Omit all images. Write out the rest of the material exactly.
★ ★ ★ ★ ★ ★ ★
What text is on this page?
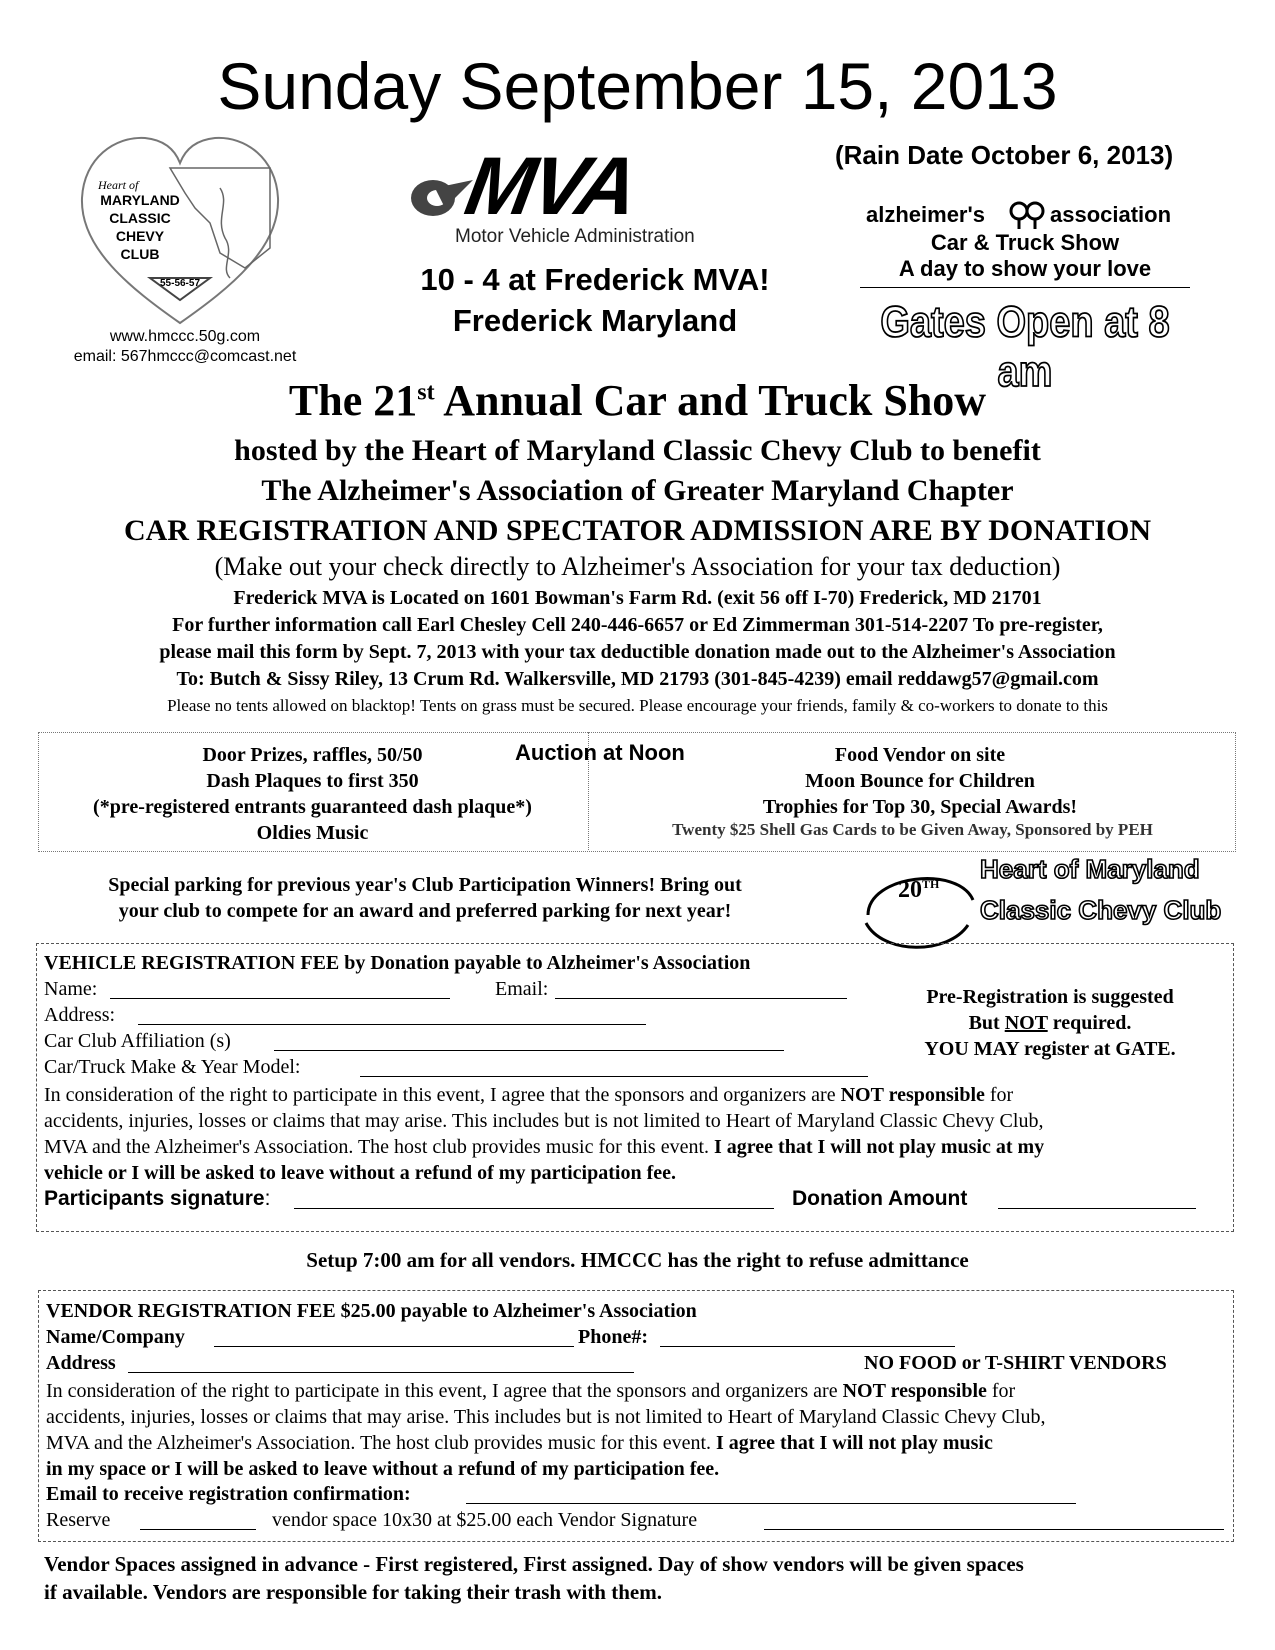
Sunday September 15, 2013
(Rain Date October 6, 2013)
Heart of
MARYLAND
CLASSIC
CHEVY
CLUB
55-56-57
www.hmccc.50g.com
email: 567hmccc@comcast.net
MVA
Motor Vehicle Administration
10 - 4 at Frederick MVA!
Frederick Maryland
alzheimer's	association
Car & Truck Show
A day to show your love
Gates Open at 8 am
The 21st Annual Car and Truck Show
hosted by the Heart of Maryland Classic Chevy Club to benefit
The Alzheimer's Association of Greater Maryland Chapter
CAR REGISTRATION AND SPECTATOR ADMISSION ARE BY DONATION
(Make out your check directly to Alzheimer's Association for your tax deduction)
Frederick MVA is Located on 1601 Bowman's Farm Rd. (exit 56 off I-70) Frederick, MD 21701
For further information call Earl Chesley Cell 240-446-6657 or Ed Zimmerman 301-514-2207 To pre-register,
please mail this form by Sept. 7, 2013 with your tax deductible donation made out to the Alzheimer's Association
To: Butch & Sissy Riley, 13 Crum Rd. Walkersville, MD 21793 (301-845-4239) email reddawg57@gmail.com
Please no tents allowed on blacktop! Tents on grass must be secured. Please encourage your friends, family & co-workers to donate to this
Door Prizes, raffles, 50/50
Dash Plaques to first 350
(*pre-registered entrants guaranteed dash plaque*)
Oldies Music
Auction at Noon	Food Vendor on site
Moon Bounce for Children
Trophies for Top 30, Special Awards!
Twenty $25 Shell Gas Cards to be Given Away, Sponsored by PEH
Special parking for previous year's Club Participation Winners! Bring out
your club to compete for an award and preferred parking for next year!
20TH Heart of Maryland
Classic Chevy Club
VEHICLE REGISTRATION FEE by Donation payable to Alzheimer's Association
Name:	Email:
Address:
Car Club Affiliation (s)
Car/Truck Make & Year Model:
Pre-Registration is suggested
But NOT required.
YOU MAY register at GATE.
In consideration of the right to participate in this event, I agree that the sponsors and organizers are NOT responsible for
accidents, injuries, losses or claims that may arise. This includes but is not limited to Heart of Maryland Classic Chevy Club,
MVA and the Alzheimer's Association. The host club provides music for this event. I agree that I will not play music at my
vehicle or I will be asked to leave without a refund of my participation fee.
Participants signature:	Donation Amount
Setup 7:00 am for all vendors. HMCCC has the right to refuse admittance
VENDOR REGISTRATION FEE $25.00 payable to Alzheimer's Association
Name/Company	Phone#:
Address	NO FOOD or T-SHIRT VENDORS
In consideration of the right to participate in this event, I agree that the sponsors and organizers are NOT responsible for
accidents, injuries, losses or claims that may arise. This includes but is not limited to Heart of Maryland Classic Chevy Club,
MVA and the Alzheimer's Association. The host club provides music for this event. I agree that I will not play music
in my space or I will be asked to leave without a refund of my participation fee.
Email to receive registration confirmation:
Reserve	vendor space 10x30 at $25.00 each Vendor Signature
Vendor Spaces assigned in advance - First registered, First assigned. Day of show vendors will be given spaces
if available. Vendors are responsible for taking their trash with them.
★ ★ ★ ★ ★ ★ ★
* **Task answer**:
What text is on this page?
Sunday September 15, 2013
(Rain Date October 6, 2013)
Heart of
MARYLAND
CLASSIC
CHEVY
CLUB
55-56-57
www.hmccc.50g.com
email: 567hmccc@comcast.net
MVA
Motor Vehicle Administration
10 - 4 at Frederick MVA!
Frederick Maryland
alzheimer's	association
Car & Truck Show
A day to show your love
Gates Open at 8 am
The 21st Annual Car and Truck Show
hosted by the Heart of Maryland Classic Chevy Club to benefit
The Alzheimer's Association of Greater Maryland Chapter
CAR REGISTRATION AND SPECTATOR ADMISSION ARE BY DONATION
(Make out your check directly to Alzheimer's Association for your tax deduction)
Frederick MVA is Located on 1601 Bowman's Farm Rd. (exit 56 off I-70) Frederick, MD 21701
For further information call Earl Chesley Cell 240-446-6657 or Ed Zimmerman 301-514-2207 To pre-register,
please mail this form by Sept. 7, 2013 with your tax deductible donation made out to the Alzheimer's Association
To: Butch & Sissy Riley, 13 Crum Rd. Walkersville, MD 21793 (301-845-4239) email reddawg57@gmail.com
Please no tents allowed on blacktop! Tents on grass must be secured. Please encourage your friends, family & co-workers to donate to this
Door Prizes, raffles, 50/50
Dash Plaques to first 350
(*pre-registered entrants guaranteed dash plaque*)
Oldies Music
Auction at Noon	Food Vendor on site
Moon Bounce for Children
Trophies for Top 30, Special Awards!
Twenty $25 Shell Gas Cards to be Given Away, Sponsored by PEH
Special parking for previous year's Club Participation Winners! Bring out
your club to compete for an award and preferred parking for next year!
20TH Heart of Maryland
Classic Chevy Club
VEHICLE REGISTRATION FEE by Donation payable to Alzheimer's Association
Name:	Email:
Address:
Car Club Affiliation (s)
Car/Truck Make & Year Model:
Pre-Registration is suggested
But NOT required.
YOU MAY register at GATE.
In consideration of the right to participate in this event, I agree that the sponsors and organizers are NOT responsible for
accidents, injuries, losses or claims that may arise. This includes but is not limited to Heart of Maryland Classic Chevy Club,
MVA and the Alzheimer's Association. The host club provides music for this event. I agree that I will not play music at my
vehicle or I will be asked to leave without a refund of my participation fee.
Participants signature:	Donation Amount
Setup 7:00 am for all vendors. HMCCC has the right to refuse admittance
VENDOR REGISTRATION FEE $25.00 payable to Alzheimer's Association
Name/Company	Phone#:
Address	NO FOOD or T-SHIRT VENDORS
In consideration of the right to participate in this event, I agree that the sponsors and organizers are NOT responsible for
accidents, injuries, losses or claims that may arise. This includes but is not limited to Heart of Maryland Classic Chevy Club,
MVA and the Alzheimer's Association. The host club provides music for this event. I agree that I will not play music
in my space or I will be asked to leave without a refund of my participation fee.
Email to receive registration confirmation:
Reserve	vendor space 10x30 at $25.00 each Vendor Signature
Vendor Spaces assigned in advance - First registered, First assigned. Day of show vendors will be given spaces
if available. Vendors are responsible for taking their trash with them.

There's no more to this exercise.